Search the listing below for the string "医学影像技术" and show each line that contains it.

# # # # #

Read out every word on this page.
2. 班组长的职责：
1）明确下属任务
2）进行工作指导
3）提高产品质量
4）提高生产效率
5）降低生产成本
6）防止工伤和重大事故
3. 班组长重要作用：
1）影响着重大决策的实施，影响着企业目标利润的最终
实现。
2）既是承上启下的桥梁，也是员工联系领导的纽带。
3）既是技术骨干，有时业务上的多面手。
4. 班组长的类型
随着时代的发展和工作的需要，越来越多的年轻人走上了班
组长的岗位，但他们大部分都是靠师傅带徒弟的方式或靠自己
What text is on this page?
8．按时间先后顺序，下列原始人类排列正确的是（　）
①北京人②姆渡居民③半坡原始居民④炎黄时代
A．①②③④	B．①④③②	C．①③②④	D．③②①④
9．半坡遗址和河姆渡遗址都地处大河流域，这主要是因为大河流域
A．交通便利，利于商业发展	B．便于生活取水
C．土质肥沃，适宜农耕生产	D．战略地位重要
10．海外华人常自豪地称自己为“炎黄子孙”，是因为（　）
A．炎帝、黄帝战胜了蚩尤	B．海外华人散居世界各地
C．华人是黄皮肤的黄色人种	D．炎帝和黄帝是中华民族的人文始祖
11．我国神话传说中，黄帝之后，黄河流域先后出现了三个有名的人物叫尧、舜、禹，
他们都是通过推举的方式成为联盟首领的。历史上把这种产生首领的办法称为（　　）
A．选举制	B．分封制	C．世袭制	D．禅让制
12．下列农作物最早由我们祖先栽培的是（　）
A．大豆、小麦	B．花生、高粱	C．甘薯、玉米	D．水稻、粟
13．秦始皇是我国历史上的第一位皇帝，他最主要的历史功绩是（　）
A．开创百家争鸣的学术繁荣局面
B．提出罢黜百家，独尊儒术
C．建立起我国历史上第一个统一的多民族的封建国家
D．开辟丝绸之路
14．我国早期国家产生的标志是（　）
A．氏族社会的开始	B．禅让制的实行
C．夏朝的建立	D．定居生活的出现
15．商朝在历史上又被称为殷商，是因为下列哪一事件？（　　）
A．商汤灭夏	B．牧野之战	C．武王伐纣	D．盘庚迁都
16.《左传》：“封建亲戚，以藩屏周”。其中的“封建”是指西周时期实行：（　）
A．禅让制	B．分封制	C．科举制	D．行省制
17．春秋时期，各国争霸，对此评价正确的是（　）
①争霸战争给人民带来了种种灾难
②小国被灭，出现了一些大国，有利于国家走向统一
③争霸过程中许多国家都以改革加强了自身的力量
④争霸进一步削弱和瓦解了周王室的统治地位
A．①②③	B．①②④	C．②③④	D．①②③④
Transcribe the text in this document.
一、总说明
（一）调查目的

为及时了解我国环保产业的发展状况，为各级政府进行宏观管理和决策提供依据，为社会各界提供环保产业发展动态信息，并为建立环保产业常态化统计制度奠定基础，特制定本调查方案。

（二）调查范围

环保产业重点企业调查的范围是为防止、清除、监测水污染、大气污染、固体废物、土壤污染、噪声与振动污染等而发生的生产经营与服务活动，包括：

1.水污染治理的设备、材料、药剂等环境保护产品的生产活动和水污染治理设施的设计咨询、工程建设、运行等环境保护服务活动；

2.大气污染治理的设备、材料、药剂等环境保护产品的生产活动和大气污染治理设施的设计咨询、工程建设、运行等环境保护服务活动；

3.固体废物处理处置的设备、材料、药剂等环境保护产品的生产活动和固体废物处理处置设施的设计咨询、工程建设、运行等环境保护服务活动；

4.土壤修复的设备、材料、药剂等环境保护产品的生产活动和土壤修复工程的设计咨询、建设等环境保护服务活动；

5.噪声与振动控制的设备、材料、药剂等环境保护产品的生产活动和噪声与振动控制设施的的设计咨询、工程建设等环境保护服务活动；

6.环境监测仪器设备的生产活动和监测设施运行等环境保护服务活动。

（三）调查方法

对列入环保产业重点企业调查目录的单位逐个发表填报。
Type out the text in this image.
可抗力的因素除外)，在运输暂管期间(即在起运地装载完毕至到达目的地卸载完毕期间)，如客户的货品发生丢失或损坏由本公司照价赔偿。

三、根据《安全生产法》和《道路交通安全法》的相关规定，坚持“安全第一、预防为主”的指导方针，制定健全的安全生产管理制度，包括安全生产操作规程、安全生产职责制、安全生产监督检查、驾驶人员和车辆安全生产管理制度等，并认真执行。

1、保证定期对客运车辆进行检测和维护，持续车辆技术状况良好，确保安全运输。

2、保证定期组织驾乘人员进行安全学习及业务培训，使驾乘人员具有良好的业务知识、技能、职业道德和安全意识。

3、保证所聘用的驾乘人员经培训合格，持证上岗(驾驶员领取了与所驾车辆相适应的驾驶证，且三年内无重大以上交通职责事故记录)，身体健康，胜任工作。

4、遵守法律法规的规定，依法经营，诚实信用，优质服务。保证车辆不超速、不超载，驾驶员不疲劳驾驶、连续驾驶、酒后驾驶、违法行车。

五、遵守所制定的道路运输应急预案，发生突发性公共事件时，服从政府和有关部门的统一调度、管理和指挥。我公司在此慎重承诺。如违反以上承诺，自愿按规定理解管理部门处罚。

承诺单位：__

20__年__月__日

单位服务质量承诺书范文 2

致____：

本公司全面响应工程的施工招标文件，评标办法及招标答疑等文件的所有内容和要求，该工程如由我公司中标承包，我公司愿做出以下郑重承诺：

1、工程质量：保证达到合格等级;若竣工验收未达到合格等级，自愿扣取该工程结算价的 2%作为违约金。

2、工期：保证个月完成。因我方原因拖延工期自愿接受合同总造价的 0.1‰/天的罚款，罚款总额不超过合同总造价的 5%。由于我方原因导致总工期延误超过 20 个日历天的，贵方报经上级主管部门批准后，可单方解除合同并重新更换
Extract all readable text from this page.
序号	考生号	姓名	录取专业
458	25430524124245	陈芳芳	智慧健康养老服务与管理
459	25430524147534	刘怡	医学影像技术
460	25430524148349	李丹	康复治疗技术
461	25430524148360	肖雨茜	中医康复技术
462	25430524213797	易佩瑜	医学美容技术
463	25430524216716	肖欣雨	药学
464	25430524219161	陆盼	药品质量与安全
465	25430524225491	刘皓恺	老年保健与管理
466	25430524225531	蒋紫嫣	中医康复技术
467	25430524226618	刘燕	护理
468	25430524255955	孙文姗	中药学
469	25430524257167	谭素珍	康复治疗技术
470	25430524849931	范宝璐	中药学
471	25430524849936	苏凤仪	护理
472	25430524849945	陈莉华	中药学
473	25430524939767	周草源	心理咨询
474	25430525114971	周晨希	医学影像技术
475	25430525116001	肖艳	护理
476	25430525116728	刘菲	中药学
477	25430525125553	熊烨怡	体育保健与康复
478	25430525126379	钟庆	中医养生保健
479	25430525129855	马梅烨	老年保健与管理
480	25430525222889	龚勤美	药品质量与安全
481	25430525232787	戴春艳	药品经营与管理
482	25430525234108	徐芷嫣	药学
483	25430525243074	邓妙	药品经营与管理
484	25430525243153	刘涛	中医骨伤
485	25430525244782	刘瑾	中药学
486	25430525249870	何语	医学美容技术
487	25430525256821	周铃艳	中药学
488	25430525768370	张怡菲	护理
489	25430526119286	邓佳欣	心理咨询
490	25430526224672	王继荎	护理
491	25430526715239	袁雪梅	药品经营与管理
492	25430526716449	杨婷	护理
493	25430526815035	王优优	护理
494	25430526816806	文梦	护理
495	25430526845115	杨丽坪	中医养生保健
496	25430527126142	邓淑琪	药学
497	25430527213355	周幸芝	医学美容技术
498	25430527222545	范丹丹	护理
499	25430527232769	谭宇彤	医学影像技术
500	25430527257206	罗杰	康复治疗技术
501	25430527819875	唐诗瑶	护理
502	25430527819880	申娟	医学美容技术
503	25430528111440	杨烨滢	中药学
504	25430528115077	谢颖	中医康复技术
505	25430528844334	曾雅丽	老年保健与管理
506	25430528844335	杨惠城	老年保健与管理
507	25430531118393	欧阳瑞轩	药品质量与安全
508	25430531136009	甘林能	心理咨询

# # # # #

▸ Final answer
459	25430524147534	刘怡	医学影像技术
474	25430525114971	周晨希	医学影像技术
499	25430527232769	谭宇彤	医学影像技术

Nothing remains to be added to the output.